Records that describe figures:
++++++
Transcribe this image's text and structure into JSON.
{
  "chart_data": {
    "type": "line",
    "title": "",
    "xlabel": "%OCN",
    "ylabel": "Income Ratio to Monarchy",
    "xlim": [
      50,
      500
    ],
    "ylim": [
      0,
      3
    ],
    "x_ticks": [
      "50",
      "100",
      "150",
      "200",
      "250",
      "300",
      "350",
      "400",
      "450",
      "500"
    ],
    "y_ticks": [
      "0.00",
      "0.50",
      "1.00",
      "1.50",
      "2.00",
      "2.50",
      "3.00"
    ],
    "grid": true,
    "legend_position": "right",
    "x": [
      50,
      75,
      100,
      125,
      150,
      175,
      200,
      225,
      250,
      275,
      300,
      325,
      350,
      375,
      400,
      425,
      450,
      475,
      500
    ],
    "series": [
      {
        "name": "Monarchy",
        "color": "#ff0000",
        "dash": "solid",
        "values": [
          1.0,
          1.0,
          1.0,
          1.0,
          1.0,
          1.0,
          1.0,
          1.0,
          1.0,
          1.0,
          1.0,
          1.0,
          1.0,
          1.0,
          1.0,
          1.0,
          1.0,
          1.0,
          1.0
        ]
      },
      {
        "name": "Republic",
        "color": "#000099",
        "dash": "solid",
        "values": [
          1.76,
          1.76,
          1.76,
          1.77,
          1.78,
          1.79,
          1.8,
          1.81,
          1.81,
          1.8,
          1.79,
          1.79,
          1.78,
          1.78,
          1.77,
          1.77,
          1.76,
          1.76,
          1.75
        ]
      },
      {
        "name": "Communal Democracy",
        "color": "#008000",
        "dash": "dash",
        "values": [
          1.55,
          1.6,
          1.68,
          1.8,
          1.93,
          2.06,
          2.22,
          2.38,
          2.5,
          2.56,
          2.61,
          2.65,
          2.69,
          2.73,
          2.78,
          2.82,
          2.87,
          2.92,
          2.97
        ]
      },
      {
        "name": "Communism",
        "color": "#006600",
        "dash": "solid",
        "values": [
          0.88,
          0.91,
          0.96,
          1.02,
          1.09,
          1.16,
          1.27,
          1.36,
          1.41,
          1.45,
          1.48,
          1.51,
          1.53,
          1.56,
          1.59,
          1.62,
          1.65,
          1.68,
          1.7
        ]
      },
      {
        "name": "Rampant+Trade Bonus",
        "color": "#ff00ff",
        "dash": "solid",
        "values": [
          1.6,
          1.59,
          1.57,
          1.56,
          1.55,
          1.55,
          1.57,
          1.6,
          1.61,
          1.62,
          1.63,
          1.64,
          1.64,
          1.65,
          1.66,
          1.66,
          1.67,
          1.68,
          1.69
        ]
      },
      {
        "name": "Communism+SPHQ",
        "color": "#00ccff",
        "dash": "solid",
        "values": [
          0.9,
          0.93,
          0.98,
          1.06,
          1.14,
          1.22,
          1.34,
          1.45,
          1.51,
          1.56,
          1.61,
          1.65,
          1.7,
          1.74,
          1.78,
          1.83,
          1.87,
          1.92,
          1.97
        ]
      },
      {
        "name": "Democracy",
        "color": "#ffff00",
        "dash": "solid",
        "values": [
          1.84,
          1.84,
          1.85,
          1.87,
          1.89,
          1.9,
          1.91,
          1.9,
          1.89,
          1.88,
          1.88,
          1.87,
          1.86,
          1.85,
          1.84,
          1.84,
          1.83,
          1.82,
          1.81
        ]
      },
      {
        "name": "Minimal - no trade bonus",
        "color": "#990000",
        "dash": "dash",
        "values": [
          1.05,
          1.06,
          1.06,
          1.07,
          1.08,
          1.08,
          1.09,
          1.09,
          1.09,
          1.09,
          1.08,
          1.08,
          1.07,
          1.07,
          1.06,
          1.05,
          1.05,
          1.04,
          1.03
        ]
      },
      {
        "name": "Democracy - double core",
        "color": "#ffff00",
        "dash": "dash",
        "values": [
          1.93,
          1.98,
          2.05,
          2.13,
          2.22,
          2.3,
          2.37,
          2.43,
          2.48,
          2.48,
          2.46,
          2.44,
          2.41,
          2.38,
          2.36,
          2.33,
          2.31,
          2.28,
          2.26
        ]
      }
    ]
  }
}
++++++
• Stated problem: Produce an exact copy of all the records.

• Finished answer:
Transcribe this image's text and structure into JSON.
{
  "chart_data": {
    "type": "line",
    "title": "",
    "xlabel": "%OCN",
    "ylabel": "Income Ratio to Monarchy",
    "xlim": [
      50,
      500
    ],
    "ylim": [
      0,
      3
    ],
    "x_ticks": [
      "50",
      "100",
      "150",
      "200",
      "250",
      "300",
      "350",
      "400",
      "450",
      "500"
    ],
    "y_ticks": [
      "0.00",
      "0.50",
      "1.00",
      "1.50",
      "2.00",
      "2.50",
      "3.00"
    ],
    "grid": true,
    "legend_position": "right",
    "x": [
      50,
      75,
      100,
      125,
      150,
      175,
      200,
      225,
      250,
      275,
      300,
      325,
      350,
      375,
      400,
      425,
      450,
      475,
      500
    ],
    "series": [
      {
        "name": "Monarchy",
        "color": "#ff0000",
        "dash": "solid",
        "values": [
          1.0,
          1.0,
          1.0,
          1.0,
          1.0,
          1.0,
          1.0,
          1.0,
          1.0,
          1.0,
          1.0,
          1.0,
          1.0,
          1.0,
          1.0,
          1.0,
          1.0,
          1.0,
          1.0
        ]
      },
      {
        "name": "Republic",
        "color": "#000099",
        "dash": "solid",
        "values": [
          1.76,
          1.76,
          1.76,
          1.77,
          1.78,
          1.79,
          1.8,
          1.81,
          1.81,
          1.8,
          1.79,
          1.79,
          1.78,
          1.78,
          1.77,
          1.77,
          1.76,
          1.76,
          1.75
        ]
      },
      {
        "name": "Communal Democracy",
        "color": "#008000",
        "dash": "dash",
        "values": [
          1.55,
          1.6,
          1.68,
          1.8,
          1.93,
          2.06,
          2.22,
          2.38,
          2.5,
          2.56,
          2.61,
          2.65,
          2.69,
          2.73,
          2.78,
          2.82,
          2.87,
          2.92,
          2.97
        ]
      },
      {
        "name": "Communism",
        "color": "#006600",
        "dash": "solid",
        "values": [
          0.88,
          0.91,
          0.96,
          1.02,
          1.09,
          1.16,
          1.27,
          1.36,
          1.41,
          1.45,
          1.48,
          1.51,
          1.53,
          1.56,
          1.59,
          1.62,
          1.65,
          1.68,
          1.7
        ]
      },
      {
        "name": "Rampant+Trade Bonus",
        "color": "#ff00ff",
        "dash": "solid",
        "values": [
          1.6,
          1.59,
          1.57,
          1.56,
          1.55,
          1.55,
          1.57,
          1.6,
          1.61,
          1.62,
          1.63,
          1.64,
          1.64,
          1.65,
          1.66,
          1.66,
          1.67,
          1.68,
          1.69
        ]
      },
      {
        "name": "Communism+SPHQ",
        "color": "#00ccff",
        "dash": "solid",
        "values": [
          0.9,
          0.93,
          0.98,
          1.06,
          1.14,
          1.22,
          1.34,
          1.45,
          1.51,
          1.56,
          1.61,
          1.65,
          1.7,
          1.74,
          1.78,
          1.83,
          1.87,
          1.92,
          1.97
        ]
      },
      {
        "name": "Democracy",
        "color": "#ffff00",
        "dash": "solid",
        "values": [
          1.84,
          1.84,
          1.85,
          1.87,
          1.89,
          1.9,
          1.91,
          1.9,
          1.89,
          1.88,
          1.88,
          1.87,
          1.86,
          1.85,
          1.84,
          1.84,
          1.83,
          1.82,
          1.81
        ]
      },
      {
        "name": "Minimal - no trade bonus",
        "color": "#990000",
        "dash": "dash",
        "values": [
          1.05,
          1.06,
          1.06,
          1.07,
          1.08,
          1.08,
          1.09,
          1.09,
          1.09,
          1.09,
          1.08,
          1.08,
          1.07,
          1.07,
          1.06,
          1.05,
          1.05,
          1.04,
          1.03
        ]
      },
      {
        "name": "Democracy - double core",
        "color": "#ffff00",
        "dash": "dash",
        "values": [
          1.93,
          1.98,
          2.05,
          2.13,
          2.22,
          2.3,
          2.37,
          2.43,
          2.48,
          2.48,
          2.46,
          2.44,
          2.41,
          2.38,
          2.36,
          2.33,
          2.31,
          2.28,
          2.26
        ]
      }
    ]
  }
}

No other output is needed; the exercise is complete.